All business enterprises must be registered with the Corporate Affairs Commission. Business activities may be undertaken in Nigeria as a:
(i) Private or Public limited Liability Company;
(ii) Unlimited liability company;
(iii) Company limited by guarantee;
(iv) Foreign Company (branch or subsidiary of foreign company)
(v) Partnership/Firm;
(vi) Sole Proprietorship;
(vii) Incorporated trustees (religious, charitable, philanthropic or cultural);
(viii) Representative office in special cases;

The Companies and Allied Matters Act, 1990 (the Companies Act) is the principal law regulating the incorporation of businesses. The administration of the Companies Act is undertaken by the CORPORATE AFFAIRS COMMISSION (CAC), which undertakes the administration of the Companies Act.
2.1. Minimum Share Capital and Disclosures in Memorandum of Association
The minimum authorised share capital is N10, 000 in the case of private companies or N500, 000 in the case of public companies. The Memorandum of Association must state inter-alia that the subscribers “shall take amongst thema total number of shares of a value not less than 25 per cent of the authorised capital and that each subscriber shall write opposite his name the number of shares he takes.” The law permits and acknowledges the roles of attorneys and other relevant professionals in facilitating business transactions provided, of course, that this “agency arrangement is disclosed”.

2.2. Membership of the Company – Prohibition of Trusts
The Companies Act prohibits “notice of any trust, express, implied or constructive” and such shall not be entered on the register of members or be receivable by the CAC.

All categories of company shares should carry one vote. Shares with “weighted” voting right are prohibited. All shares (i.e. whether ordinary or preferential) issued by a company must carry one vote in respect of each share.
Consequently, preference shareholders are entitled to receive notices and attend all general meetings of the company and may speak and vote on any resolution before the meeting.
2.3. Disclosures to be published in Company's correspondence and business premises.
Every Company is obliged to disclose on its letterhead paper used in correspondence, following particulars:

(i) Name of company/ enterprise;
(ii) Address;
(iii) Registration/Incorporation Number;
(iv) Names of Directors and Alternate Directors (If any).

In addition, the law requires companies/enterprises to ensure that the Certificate of registration be displayed in conspicuous positions at their principal and branch offices.

A non-Nigerian may invest and participate in the operation of any enterprise in Nigeria. However, a foreign company wishing to set up business operations in Nigeria should take all steps necessary to obtain local incorporation of the Nigerian branch or subsidiary as a separate entity in Nigeria for that purpose. Until so incorporated, the foreign company may not carry on business in Nigeria or exercise any of the powers of a registered company.

▶ **Provided data**:
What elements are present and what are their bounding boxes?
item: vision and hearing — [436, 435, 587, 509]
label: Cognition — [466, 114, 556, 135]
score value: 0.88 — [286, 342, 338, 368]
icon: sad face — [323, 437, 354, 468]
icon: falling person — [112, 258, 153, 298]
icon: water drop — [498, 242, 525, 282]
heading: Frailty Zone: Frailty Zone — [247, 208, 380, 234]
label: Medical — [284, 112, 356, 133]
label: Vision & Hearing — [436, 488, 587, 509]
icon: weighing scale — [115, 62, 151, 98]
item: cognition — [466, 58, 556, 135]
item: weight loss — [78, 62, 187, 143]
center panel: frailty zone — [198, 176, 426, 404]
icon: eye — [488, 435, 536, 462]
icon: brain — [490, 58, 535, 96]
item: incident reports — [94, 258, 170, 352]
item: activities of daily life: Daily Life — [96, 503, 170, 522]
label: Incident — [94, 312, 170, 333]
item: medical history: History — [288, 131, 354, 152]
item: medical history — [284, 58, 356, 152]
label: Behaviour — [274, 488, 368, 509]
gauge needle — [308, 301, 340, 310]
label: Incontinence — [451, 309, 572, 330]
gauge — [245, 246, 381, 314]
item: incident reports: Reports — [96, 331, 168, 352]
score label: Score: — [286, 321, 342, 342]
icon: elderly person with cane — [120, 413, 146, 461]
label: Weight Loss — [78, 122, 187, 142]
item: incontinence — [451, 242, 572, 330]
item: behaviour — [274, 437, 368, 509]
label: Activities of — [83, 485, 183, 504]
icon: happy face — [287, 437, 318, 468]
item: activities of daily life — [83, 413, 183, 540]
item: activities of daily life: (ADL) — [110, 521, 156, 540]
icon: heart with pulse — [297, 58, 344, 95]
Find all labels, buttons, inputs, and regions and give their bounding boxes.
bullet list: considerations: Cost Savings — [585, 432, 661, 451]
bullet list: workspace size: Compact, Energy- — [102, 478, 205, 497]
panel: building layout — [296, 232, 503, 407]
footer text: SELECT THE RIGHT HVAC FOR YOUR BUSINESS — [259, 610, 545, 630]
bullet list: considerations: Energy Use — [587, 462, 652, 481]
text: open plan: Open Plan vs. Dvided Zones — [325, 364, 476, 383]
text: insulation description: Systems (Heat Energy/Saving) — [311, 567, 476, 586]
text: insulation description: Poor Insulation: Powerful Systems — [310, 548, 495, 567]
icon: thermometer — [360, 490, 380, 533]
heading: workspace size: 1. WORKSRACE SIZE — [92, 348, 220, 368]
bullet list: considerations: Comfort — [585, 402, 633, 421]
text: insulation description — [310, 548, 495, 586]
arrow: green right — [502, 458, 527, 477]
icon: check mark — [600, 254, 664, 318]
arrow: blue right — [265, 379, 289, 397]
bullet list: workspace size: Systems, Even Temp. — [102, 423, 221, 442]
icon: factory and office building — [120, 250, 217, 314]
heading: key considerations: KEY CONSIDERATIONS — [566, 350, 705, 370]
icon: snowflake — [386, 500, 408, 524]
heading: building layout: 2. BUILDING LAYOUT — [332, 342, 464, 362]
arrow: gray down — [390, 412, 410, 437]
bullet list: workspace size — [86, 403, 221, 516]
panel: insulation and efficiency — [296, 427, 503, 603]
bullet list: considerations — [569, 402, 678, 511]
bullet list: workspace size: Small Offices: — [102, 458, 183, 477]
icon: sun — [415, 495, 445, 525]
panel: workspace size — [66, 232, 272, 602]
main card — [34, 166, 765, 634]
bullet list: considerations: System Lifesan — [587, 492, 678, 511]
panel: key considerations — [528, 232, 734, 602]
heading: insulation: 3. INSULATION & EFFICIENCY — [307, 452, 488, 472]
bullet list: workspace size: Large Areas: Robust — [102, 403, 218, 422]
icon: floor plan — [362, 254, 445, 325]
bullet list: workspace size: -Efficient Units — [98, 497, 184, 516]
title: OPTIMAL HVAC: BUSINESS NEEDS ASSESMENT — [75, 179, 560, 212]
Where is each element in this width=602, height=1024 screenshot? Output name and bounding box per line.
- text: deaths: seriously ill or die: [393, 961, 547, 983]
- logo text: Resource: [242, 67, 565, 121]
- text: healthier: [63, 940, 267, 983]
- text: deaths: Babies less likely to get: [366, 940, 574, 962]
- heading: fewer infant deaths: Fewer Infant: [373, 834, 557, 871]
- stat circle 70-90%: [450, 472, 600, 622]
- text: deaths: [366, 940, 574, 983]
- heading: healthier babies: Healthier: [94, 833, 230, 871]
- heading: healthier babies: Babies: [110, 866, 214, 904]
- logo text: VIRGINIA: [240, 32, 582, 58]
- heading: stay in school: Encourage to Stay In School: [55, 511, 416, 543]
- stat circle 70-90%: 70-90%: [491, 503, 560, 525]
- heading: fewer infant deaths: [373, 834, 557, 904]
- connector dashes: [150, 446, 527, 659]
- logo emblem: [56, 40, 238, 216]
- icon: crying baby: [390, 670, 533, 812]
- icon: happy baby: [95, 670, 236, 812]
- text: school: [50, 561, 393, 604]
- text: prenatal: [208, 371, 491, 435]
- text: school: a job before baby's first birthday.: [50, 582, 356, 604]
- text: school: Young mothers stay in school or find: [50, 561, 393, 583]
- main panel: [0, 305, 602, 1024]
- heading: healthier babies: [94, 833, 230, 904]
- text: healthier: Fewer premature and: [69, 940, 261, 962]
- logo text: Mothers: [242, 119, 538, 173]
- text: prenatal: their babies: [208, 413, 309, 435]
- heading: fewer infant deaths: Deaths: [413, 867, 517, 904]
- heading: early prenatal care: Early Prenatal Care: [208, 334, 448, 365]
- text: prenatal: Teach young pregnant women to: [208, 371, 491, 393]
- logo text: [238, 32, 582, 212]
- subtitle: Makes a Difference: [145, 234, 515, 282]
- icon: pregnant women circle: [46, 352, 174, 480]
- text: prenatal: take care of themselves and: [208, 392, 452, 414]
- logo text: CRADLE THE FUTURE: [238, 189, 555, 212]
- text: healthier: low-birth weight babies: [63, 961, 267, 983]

▶ **Problem statement**:
Continue the text on registering businesses in Nigeria from the point where it stops.

▶ **The response**:
The foreign investor may incorporate a Nigerian branch or subsidiary by giving a power of attorney to a qualified solicitor in Nigeria for this purpose. The incorporation documents in this instance would disclose that the solicitor is merely acting as an “agent” of a “principal” whose name(s) should also appear in the document. The power of attorney should be designed to lapse and the appointed solicitor ceases to function upon the conclusion of all registration formalities.

The locally incorporated branch or subsidiary company must then register with the Nigerian Investment Promotion Commission (NIPC) before commencing formal operations. The new company may also apply to NIPC for other investment approvals (e.g. expatriate quota) and other incentives.

3.1. Exemption to the General Rule
Where exemption from local incorporation is desired, a foreign company may apply in accordance with Section 56 of the Companies Act, to the National Council of Ministers for exemption from incorporating a local subsidiary if such foreign company belongs to one of the following categories:

(a) “Foreign companies invited to Nigeria by or with the approval of the Federal Government of Nigeria to execute any specified individual project;
(b) Foreign companies which are in Nigeria for the execution of a specific individual loan project on behalf of a donor country or international organization;
(c) Foreign government-owned companies engaged solely in export promotion activities; and
(d) Engineering consultants and technical experts engaged on any individual specialist project under contract with any of the governments in the Federation or any of their agencies or with any other body or person, where such contract has been approved by the Federal Government.”

The application for exemption from disclosing certain details about the applicant is to be made to the Secretary to the Government of the Federation (SGF). If successful, the request of the applicant is granted upon such terms and conditions as the National Council of Ministers may think fit.
3.2. Representative Offices
Foreign companies may set up representative offices in Nigeria. A representative office however, cannot engage in business or conclude contracts or open or negotiate any letters of credit. It can only serve as a promotional and liaison office and its local operational expenses have to be in flowed from the foreign company. A representative office has to be registered with the CAC.


Stage A

1.  Establish partners/shareholders and their respective percentage shareholdings in the proposed company. 

2. Establish name, initial authorised share capital and main objects of the proposed company. 

3. EXCEPT in instances where the proposed company will be 100% owned by non-resident shareholders - Prepare Joint-Venture Agreement between prospective shareholders. The Joint-Venture may specify; inter-alia, mode of subscription by parties, manner of Board Composition, mutually protective quorum for meetings, specific actions which would necessitate share-holders approval by special or other resolutions. 

4. Prepare Memorandum and Articles of Association, incorporating the spirit and intents of the Joint-Venture Agreement. 

5. Foreign Shareholder may grant a power of attorney to its Solicitors in Nigeria, enabling them to act as its Agents in executing incorporation and other statutory documents pending the registration with NIPC (i.e. formal legal status for foreign branch/subsidiary operations). 

6. Conduct a search as to the availability of the proposed company name and, if available, reserve the name with the CAC.

7. Effect payment of stamp duties, CAC filing fees and process and conclude registration of the company as a legal entity.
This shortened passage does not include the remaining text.